— begin SOURCE DATA —

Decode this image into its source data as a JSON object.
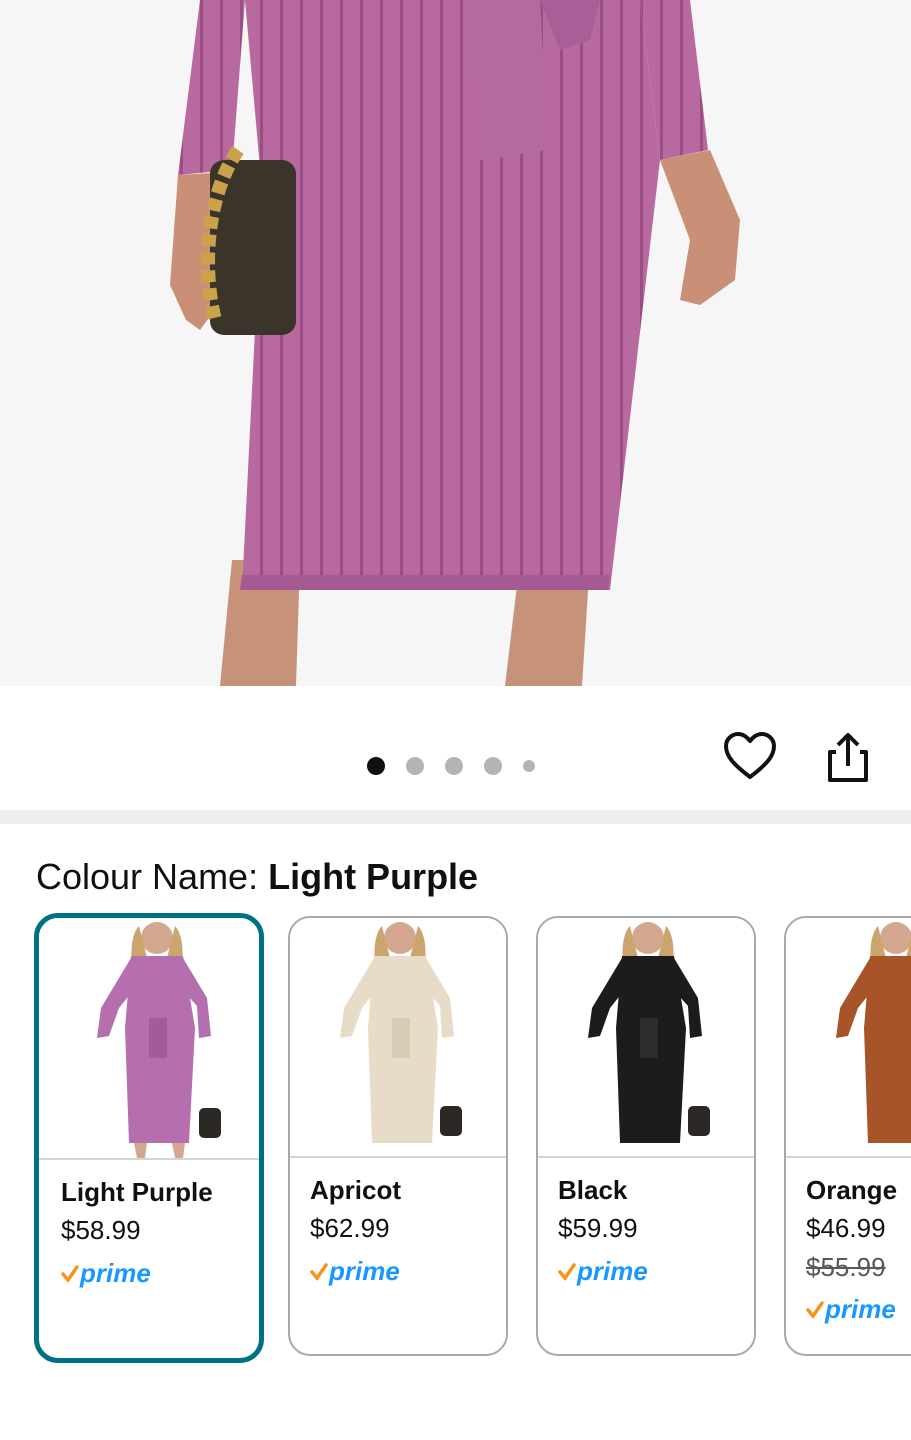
{
  "product": {
    "image_alt": "Light purple ribbed knit midi dress",
    "gallery": {
      "total_images": 5,
      "active_index": 0
    }
  },
  "actions": {
    "favorite_icon": "heart-icon",
    "share_icon": "share-icon"
  },
  "colour": {
    "label": "Colour Name: ",
    "selected": "Light Purple"
  },
  "swatches": [
    {
      "name": "Light Purple",
      "price": "$58.99",
      "old_price": "",
      "prime": "prime",
      "color": "#b56fae",
      "selected": true
    },
    {
      "name": "Apricot",
      "price": "$62.99",
      "old_price": "",
      "prime": "prime",
      "color": "#e8dcc8",
      "selected": false
    },
    {
      "name": "Black",
      "price": "$59.99",
      "old_price": "",
      "prime": "prime",
      "color": "#1c1c1c",
      "selected": false
    },
    {
      "name": "Orange",
      "price": "$46.99",
      "old_price": "$55.99",
      "prime": "prime",
      "color": "#a65428",
      "selected": false
    }
  ],
  "colors": {
    "accent": "#007185",
    "prime_blue": "#1a98ff",
    "prime_check": "#f7931e",
    "dress": "#b56fae"
  }
}
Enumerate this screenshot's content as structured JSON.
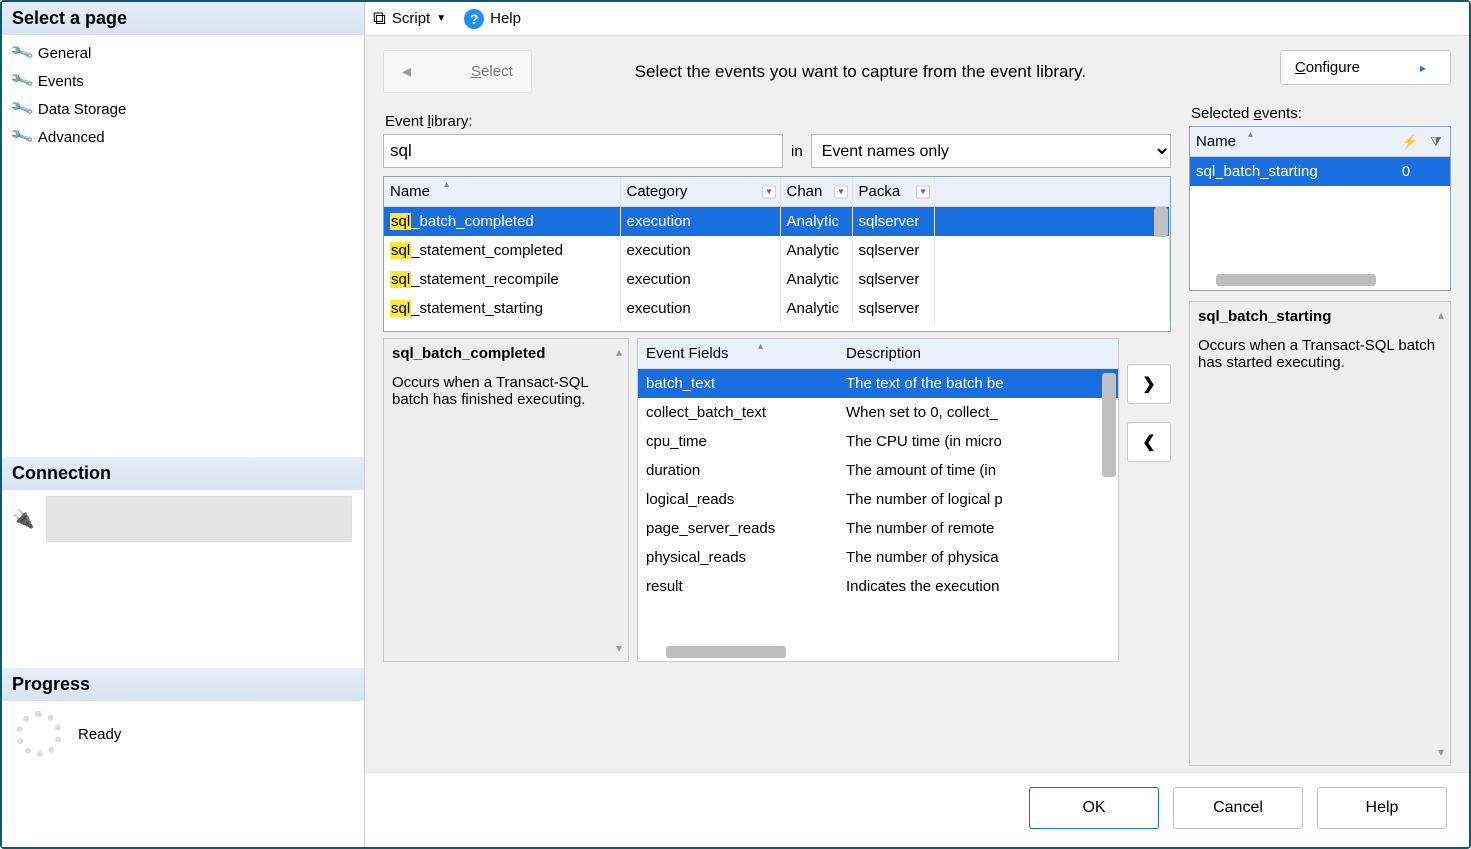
{
  "sidebar": {
    "title": "Select a page",
    "items": [
      {
        "label": "General"
      },
      {
        "label": "Events"
      },
      {
        "label": "Data Storage"
      },
      {
        "label": "Advanced"
      }
    ],
    "connection_title": "Connection",
    "progress_title": "Progress",
    "progress_text": "Ready"
  },
  "toolbar": {
    "script_label": "Script",
    "help_label": "Help"
  },
  "topline": {
    "select_btn": "Select",
    "instruction": "Select the events you want to capture from the event library.",
    "configure_btn": "Configure"
  },
  "library": {
    "label": "Event library:",
    "search_value": "sql",
    "in_label": "in",
    "scope_value": "Event names only",
    "cols": {
      "name": "Name",
      "category": "Category",
      "channel": "Chan",
      "package": "Packa"
    },
    "rows": [
      {
        "hl": "sql",
        "rest": "_batch_completed",
        "category": "execution",
        "channel": "Analytic",
        "package": "sqlserver",
        "selected": true
      },
      {
        "hl": "sql",
        "rest": "_statement_completed",
        "category": "execution",
        "channel": "Analytic",
        "package": "sqlserver",
        "selected": false
      },
      {
        "hl": "sql",
        "rest": "_statement_recompile",
        "category": "execution",
        "channel": "Analytic",
        "package": "sqlserver",
        "selected": false
      },
      {
        "hl": "sql",
        "rest": "_statement_starting",
        "category": "execution",
        "channel": "Analytic",
        "package": "sqlserver",
        "selected": false
      }
    ]
  },
  "desc_left": {
    "title": "sql_batch_completed",
    "text": "Occurs when a Transact-SQL batch has finished executing."
  },
  "fields": {
    "col1": "Event Fields",
    "col2": "Description",
    "rows": [
      {
        "name": "batch_text",
        "desc": "The text of the batch be",
        "selected": true
      },
      {
        "name": "collect_batch_text",
        "desc": "When set to 0, collect_"
      },
      {
        "name": "cpu_time",
        "desc": "The CPU time (in micro"
      },
      {
        "name": "duration",
        "desc": "The amount of time (in "
      },
      {
        "name": "logical_reads",
        "desc": "The number of logical p"
      },
      {
        "name": "page_server_reads",
        "desc": "The number of remote "
      },
      {
        "name": "physical_reads",
        "desc": "The number of physica"
      },
      {
        "name": "result",
        "desc": "Indicates the execution"
      }
    ]
  },
  "move": {
    "right": "❯",
    "left": "❮"
  },
  "selected": {
    "label": "Selected events:",
    "col_name": "Name",
    "rows": [
      {
        "name": "sql_batch_starting",
        "count": "0",
        "selected": true
      }
    ]
  },
  "desc_right": {
    "title": "sql_batch_starting",
    "text": "Occurs when a Transact-SQL batch has started executing."
  },
  "footer": {
    "ok": "OK",
    "cancel": "Cancel",
    "help": "Help"
  }
}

— end SOURCE DATA —

= OBJECTIVE =
Images do not belong in the copy; reproduce all other parts of the records above verbatim.

= RESULT OF THIS EXERCISE =
Decode this image into its source data as a JSON object.
{
  "product": {
    "image_alt": "Light purple ribbed knit midi dress",
    "gallery": {
      "total_images": 5,
      "active_index": 0
    }
  },
  "actions": {
    "favorite_icon": "heart-icon",
    "share_icon": "share-icon"
  },
  "colour": {
    "label": "Colour Name: ",
    "selected": "Light Purple"
  },
  "swatches": [
    {
      "name": "Light Purple",
      "price": "$58.99",
      "old_price": "",
      "prime": "prime",
      "color": "#b56fae",
      "selected": true
    },
    {
      "name": "Apricot",
      "price": "$62.99",
      "old_price": "",
      "prime": "prime",
      "color": "#e8dcc8",
      "selected": false
    },
    {
      "name": "Black",
      "price": "$59.99",
      "old_price": "",
      "prime": "prime",
      "color": "#1c1c1c",
      "selected": false
    },
    {
      "name": "Orange",
      "price": "$46.99",
      "old_price": "$55.99",
      "prime": "prime",
      "color": "#a65428",
      "selected": false
    }
  ],
  "colors": {
    "accent": "#007185",
    "prime_blue": "#1a98ff",
    "prime_check": "#f7931e",
    "dress": "#b56fae"
  }
}
Enumerate this screenshot's content as structured JSON.
{
  "sidebar": {
    "title": "Select a page",
    "items": [
      {
        "label": "General"
      },
      {
        "label": "Events"
      },
      {
        "label": "Data Storage"
      },
      {
        "label": "Advanced"
      }
    ],
    "connection_title": "Connection",
    "progress_title": "Progress",
    "progress_text": "Ready"
  },
  "toolbar": {
    "script_label": "Script",
    "help_label": "Help"
  },
  "topline": {
    "select_btn": "Select",
    "instruction": "Select the events you want to capture from the event library.",
    "configure_btn": "Configure"
  },
  "library": {
    "label": "Event library:",
    "search_value": "sql",
    "in_label": "in",
    "scope_value": "Event names only",
    "cols": {
      "name": "Name",
      "category": "Category",
      "channel": "Chan",
      "package": "Packa"
    },
    "rows": [
      {
        "hl": "sql",
        "rest": "_batch_completed",
        "category": "execution",
        "channel": "Analytic",
        "package": "sqlserver",
        "selected": true
      },
      {
        "hl": "sql",
        "rest": "_statement_completed",
        "category": "execution",
        "channel": "Analytic",
        "package": "sqlserver",
        "selected": false
      },
      {
        "hl": "sql",
        "rest": "_statement_recompile",
        "category": "execution",
        "channel": "Analytic",
        "package": "sqlserver",
        "selected": false
      },
      {
        "hl": "sql",
        "rest": "_statement_starting",
        "category": "execution",
        "channel": "Analytic",
        "package": "sqlserver",
        "selected": false
      }
    ]
  },
  "desc_left": {
    "title": "sql_batch_completed",
    "text": "Occurs when a Transact-SQL batch has finished executing."
  },
  "fields": {
    "col1": "Event Fields",
    "col2": "Description",
    "rows": [
      {
        "name": "batch_text",
        "desc": "The text of the batch be",
        "selected": true
      },
      {
        "name": "collect_batch_text",
        "desc": "When set to 0, collect_"
      },
      {
        "name": "cpu_time",
        "desc": "The CPU time (in micro"
      },
      {
        "name": "duration",
        "desc": "The amount of time (in "
      },
      {
        "name": "logical_reads",
        "desc": "The number of logical p"
      },
      {
        "name": "page_server_reads",
        "desc": "The number of remote "
      },
      {
        "name": "physical_reads",
        "desc": "The number of physica"
      },
      {
        "name": "result",
        "desc": "Indicates the execution"
      }
    ]
  },
  "move": {
    "right": "❯",
    "left": "❮"
  },
  "selected": {
    "label": "Selected events:",
    "col_name": "Name",
    "rows": [
      {
        "name": "sql_batch_starting",
        "count": "0",
        "selected": true
      }
    ]
  },
  "desc_right": {
    "title": "sql_batch_starting",
    "text": "Occurs when a Transact-SQL batch has started executing."
  },
  "footer": {
    "ok": "OK",
    "cancel": "Cancel",
    "help": "Help"
  }
}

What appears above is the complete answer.